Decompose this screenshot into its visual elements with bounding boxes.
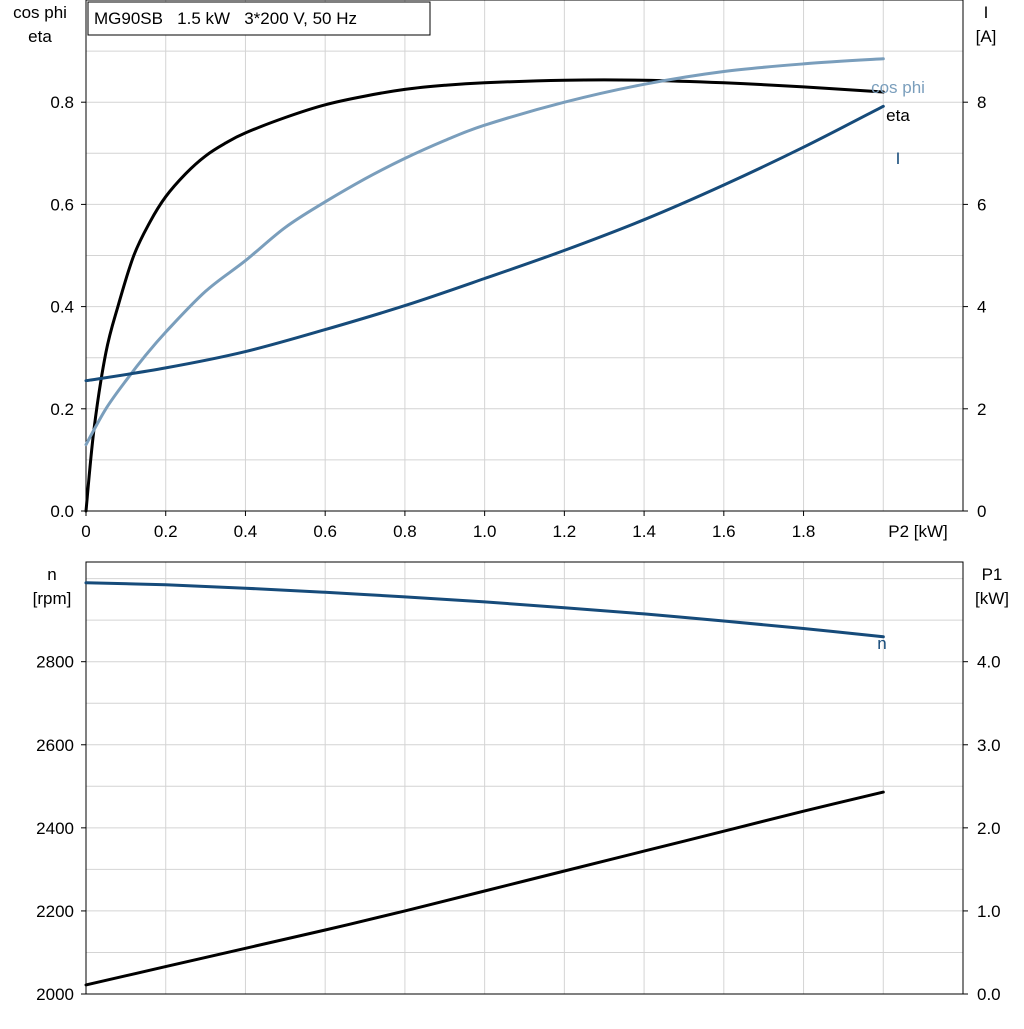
right-tick-label: 3.0 xyxy=(977,736,1001,755)
left-tick-label: 2400 xyxy=(36,819,74,838)
right-tick-label: 1.0 xyxy=(977,902,1001,921)
bottom-right-axis-label-2: [kW] xyxy=(975,589,1009,608)
bottom-left-tick-labels: 2000 2200 2400 2600 2800 xyxy=(36,653,86,1004)
left-tick-label: 0.8 xyxy=(50,93,74,112)
eta-annotation: eta xyxy=(886,106,910,125)
top-series-lines xyxy=(84,57,885,513)
right-tick-label: 6 xyxy=(977,195,986,214)
top-plot-frame xyxy=(85,0,964,512)
series-line-eta xyxy=(84,78,885,513)
bottom-left-axis-label-1: n xyxy=(47,565,56,584)
left-tick-label: 2000 xyxy=(36,985,74,1004)
current-annotation: I xyxy=(896,149,901,168)
top-left-tick-labels: 0.0 0.2 0.4 0.6 0.8 xyxy=(50,93,86,521)
bottom-grid xyxy=(86,562,963,994)
right-tick-label: 2 xyxy=(977,400,986,419)
left-tick-label: 2800 xyxy=(36,653,74,672)
left-tick-label: 0.4 xyxy=(50,298,74,317)
left-tick-label: 2600 xyxy=(36,736,74,755)
right-tick-label: 4 xyxy=(977,298,986,317)
x-tick-label: 0.6 xyxy=(313,522,337,541)
x-tick-label: 1.0 xyxy=(473,522,497,541)
x-tick-label: 1.2 xyxy=(553,522,577,541)
speed-power-panel: 2000 2200 2400 2600 2800 0.0 1.0 2.0 3.0 4.0 n [… xyxy=(33,561,1009,1004)
bottom-right-axis-label-1: P1 xyxy=(982,565,1003,584)
bottom-left-axis-label-2: [rpm] xyxy=(33,589,72,608)
left-tick-label: 0.6 xyxy=(50,195,74,214)
x-tick-label: 0.2 xyxy=(154,522,178,541)
top-left-axis-label-1: cos phi xyxy=(13,3,67,22)
x-tick-label: 1.6 xyxy=(712,522,736,541)
top-right-axis-label-2: [A] xyxy=(976,27,997,46)
top-right-tick-labels: 0 2 4 6 8 xyxy=(963,93,986,521)
x-tick-label: 0 xyxy=(81,522,90,541)
top-x-tick-labels: 0 0.2 0.4 0.6 0.8 1.0 1.2 1.4 1.6 1.8 xyxy=(81,511,815,541)
x-tick-label: 0.4 xyxy=(234,522,258,541)
left-tick-label: 0.0 xyxy=(50,502,74,521)
x-tick-label: 0.8 xyxy=(393,522,417,541)
speed-annotation: n xyxy=(877,634,886,653)
x-tick-label: 1.8 xyxy=(792,522,816,541)
top-x-axis-label: P2 [kW] xyxy=(888,522,948,541)
right-tick-label: 0.0 xyxy=(977,985,1001,1004)
bottom-plot-frame xyxy=(85,561,964,995)
top-grid xyxy=(86,0,963,511)
top-right-axis-label-1: I xyxy=(984,3,989,22)
chart-title-box xyxy=(87,1,431,36)
right-tick-label: 2.0 xyxy=(977,819,1001,838)
series-line-n xyxy=(84,581,885,639)
right-tick-label: 8 xyxy=(977,93,986,112)
chart-title: MG90SB 1.5 kW 3*200 V, 50 Hz xyxy=(94,9,357,28)
bottom-right-tick-labels: 0.0 1.0 2.0 3.0 4.0 xyxy=(963,653,1001,1004)
right-tick-label: 0 xyxy=(977,502,986,521)
left-tick-label: 0.2 xyxy=(50,400,74,419)
x-tick-label: 1.4 xyxy=(632,522,656,541)
series-line-p1 xyxy=(84,790,885,987)
left-tick-label: 2200 xyxy=(36,902,74,921)
bottom-series-lines xyxy=(84,581,885,987)
top-left-axis-label-2: eta xyxy=(28,27,52,46)
right-tick-label: 4.0 xyxy=(977,653,1001,672)
series-line-cos-phi xyxy=(84,57,885,447)
cos-phi-annotation: cos phi xyxy=(871,78,925,97)
efficiency-current-panel: 0 0.2 0.4 0.6 0.8 1.0 1.2 1.4 1.6 1.8 0.00.20.40.… xyxy=(13,0,996,541)
series-line-i xyxy=(84,104,885,383)
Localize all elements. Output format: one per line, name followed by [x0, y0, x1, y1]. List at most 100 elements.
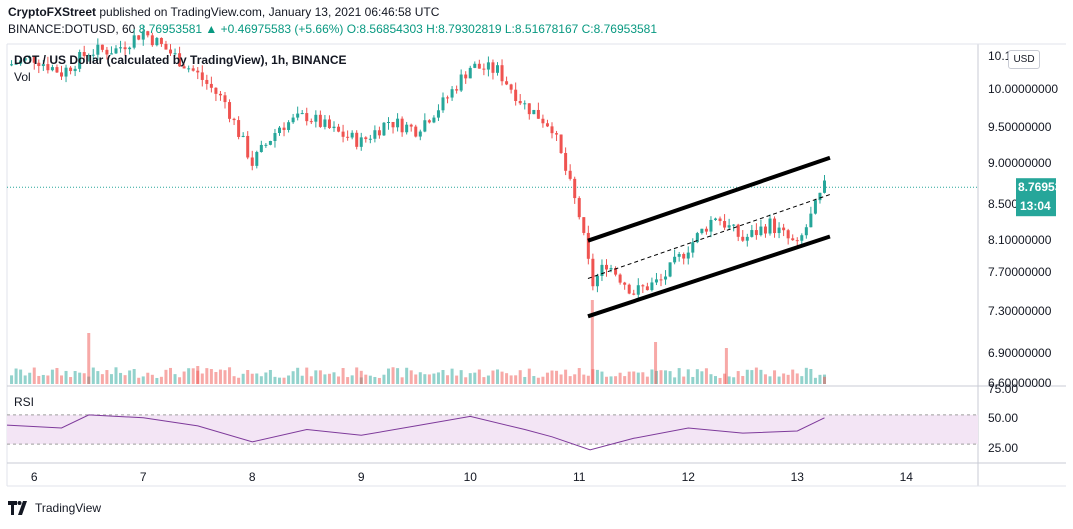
volume-bar	[382, 374, 386, 384]
volume-bar	[446, 375, 450, 384]
candle-body	[759, 226, 763, 236]
volume-bar	[396, 368, 400, 384]
candle-body	[482, 68, 486, 70]
tradingview-logo[interactable]: TradingView	[8, 501, 101, 515]
candle-body	[209, 83, 213, 88]
volume-bar	[368, 375, 372, 384]
volume-bar	[400, 377, 404, 384]
candle-body	[623, 282, 627, 285]
volume-bar	[355, 367, 359, 384]
candle-body	[78, 52, 82, 69]
volume-bar	[577, 368, 581, 384]
candle-body	[723, 221, 727, 228]
volume-bar	[555, 370, 559, 384]
candle-body	[795, 240, 799, 242]
candle-body	[214, 87, 218, 94]
candle-body	[464, 74, 468, 79]
candle-body	[714, 218, 717, 220]
candle-body	[373, 130, 377, 139]
volume-bar	[41, 374, 45, 384]
volume-bar	[318, 370, 322, 384]
candle-body	[309, 121, 313, 123]
publish-date: published on TradingView.com, January 13…	[99, 5, 440, 19]
volume-bar	[364, 374, 368, 384]
candle-body	[191, 68, 195, 71]
candle-body	[28, 56, 32, 59]
volume-bar	[704, 368, 708, 384]
volume-bar	[78, 372, 82, 384]
volume-bar	[91, 367, 95, 384]
candle-body	[223, 95, 227, 103]
volume-bar	[327, 373, 331, 384]
volume-bar	[300, 375, 304, 384]
candle-body	[818, 192, 822, 201]
candle-body	[305, 113, 309, 122]
rsi-line	[6, 414, 825, 451]
volume-bar	[346, 377, 350, 384]
volume-bar	[264, 372, 268, 384]
candle-body	[55, 67, 59, 73]
candle-body	[468, 67, 472, 79]
candle-body	[532, 109, 536, 115]
candle-body	[155, 37, 159, 46]
volume-bar	[241, 373, 245, 384]
candle-body	[455, 89, 459, 91]
price-tick-label: 7.30000000	[988, 304, 1052, 318]
candle-body	[809, 213, 813, 228]
candle-body	[804, 227, 808, 236]
volume-bar	[600, 371, 604, 384]
volume-bar	[723, 373, 727, 384]
volume-bar	[436, 372, 440, 384]
volume-bar	[659, 370, 663, 384]
candle-body	[32, 56, 36, 63]
volume-bar	[536, 377, 540, 384]
candle-body	[123, 47, 127, 50]
volume-bar	[259, 376, 263, 384]
volume-bar	[178, 377, 182, 384]
candle-body	[350, 132, 354, 138]
candle-body	[595, 275, 599, 287]
volume-bar	[141, 376, 145, 384]
volume-bar	[791, 369, 795, 384]
volume-bar	[350, 375, 354, 384]
volume-bar	[100, 374, 104, 384]
tradingview-icon	[8, 501, 27, 515]
volume-bar	[763, 374, 767, 384]
volume-bar	[291, 371, 295, 384]
candle-body	[704, 228, 708, 232]
price-tick-label: 9.50000000	[988, 120, 1052, 134]
candle-body	[682, 253, 686, 259]
candle-body	[150, 35, 154, 46]
volume-bar	[523, 376, 527, 384]
candle-body	[709, 219, 713, 232]
candle-body	[727, 225, 731, 228]
publish-info: CryptoFXStreet published on TradingView.…	[8, 5, 439, 19]
volume-bar	[677, 368, 681, 384]
volume-bar	[455, 375, 459, 384]
candle-body	[691, 242, 695, 253]
candle-body	[677, 253, 681, 257]
candle-body	[745, 236, 749, 241]
candle-body	[754, 230, 758, 236]
currency-button[interactable]: USD	[1008, 50, 1040, 69]
candle-body	[137, 35, 141, 40]
candle-body	[300, 113, 304, 115]
candle-body	[514, 89, 518, 101]
symbol-id: BINANCE:DOTUSD, 60	[8, 22, 136, 36]
price-tick-label: 10.1	[988, 49, 1012, 63]
candle-body	[114, 48, 118, 54]
candle-body	[500, 65, 504, 82]
volume-bar	[282, 377, 286, 384]
symbol-label: DOT / US Dollar (calculated by TradingVi…	[14, 53, 347, 67]
time-tick-label: 7	[140, 470, 147, 484]
volume-bar	[627, 371, 631, 384]
ohlc-values: 8.76953581 ▲ +0.46975583 (+5.66%) O:8.56…	[138, 22, 658, 36]
candle-body	[632, 293, 636, 295]
candle-body	[477, 63, 481, 69]
volume-bar	[169, 367, 172, 384]
candle-body	[686, 252, 690, 259]
volume-bar	[337, 376, 341, 384]
volume-spike	[724, 348, 728, 384]
candle-body	[46, 64, 50, 71]
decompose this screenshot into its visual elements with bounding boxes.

= Exercise details =
Copy the lines in the rows above character for character, starting at the line that contains "374, 386, 384]" and ending at the line that contains "372, 82, 384]", both included.

= Answer to this task =
volume-bar	[382, 374, 386, 384]
volume-bar	[446, 375, 450, 384]
candle-body	[759, 226, 763, 236]
volume-bar	[396, 368, 400, 384]
candle-body	[482, 68, 486, 70]
tradingview-logo[interactable]: TradingView	[8, 501, 101, 515]
candle-body	[209, 83, 213, 88]
volume-bar	[368, 375, 372, 384]
volume-bar	[400, 377, 404, 384]
candle-body	[623, 282, 627, 285]
volume-bar	[355, 367, 359, 384]
candle-body	[78, 52, 82, 69]
volume-bar	[577, 368, 581, 384]
candle-body	[723, 221, 727, 228]
volume-bar	[555, 370, 559, 384]
candle-body	[795, 240, 799, 242]
candle-body	[214, 87, 218, 94]
candle-body	[464, 74, 468, 79]
candle-body	[714, 218, 717, 220]
candle-body	[373, 130, 377, 139]
volume-bar	[41, 374, 45, 384]
volume-bar	[318, 370, 322, 384]
candle-body	[309, 121, 313, 123]
publish-date: published on TradingView.com, January 13…	[99, 5, 440, 19]
volume-bar	[364, 374, 368, 384]
candle-body	[191, 68, 195, 71]
candle-body	[28, 56, 32, 59]
volume-bar	[704, 368, 708, 384]
volume-bar	[78, 372, 82, 384]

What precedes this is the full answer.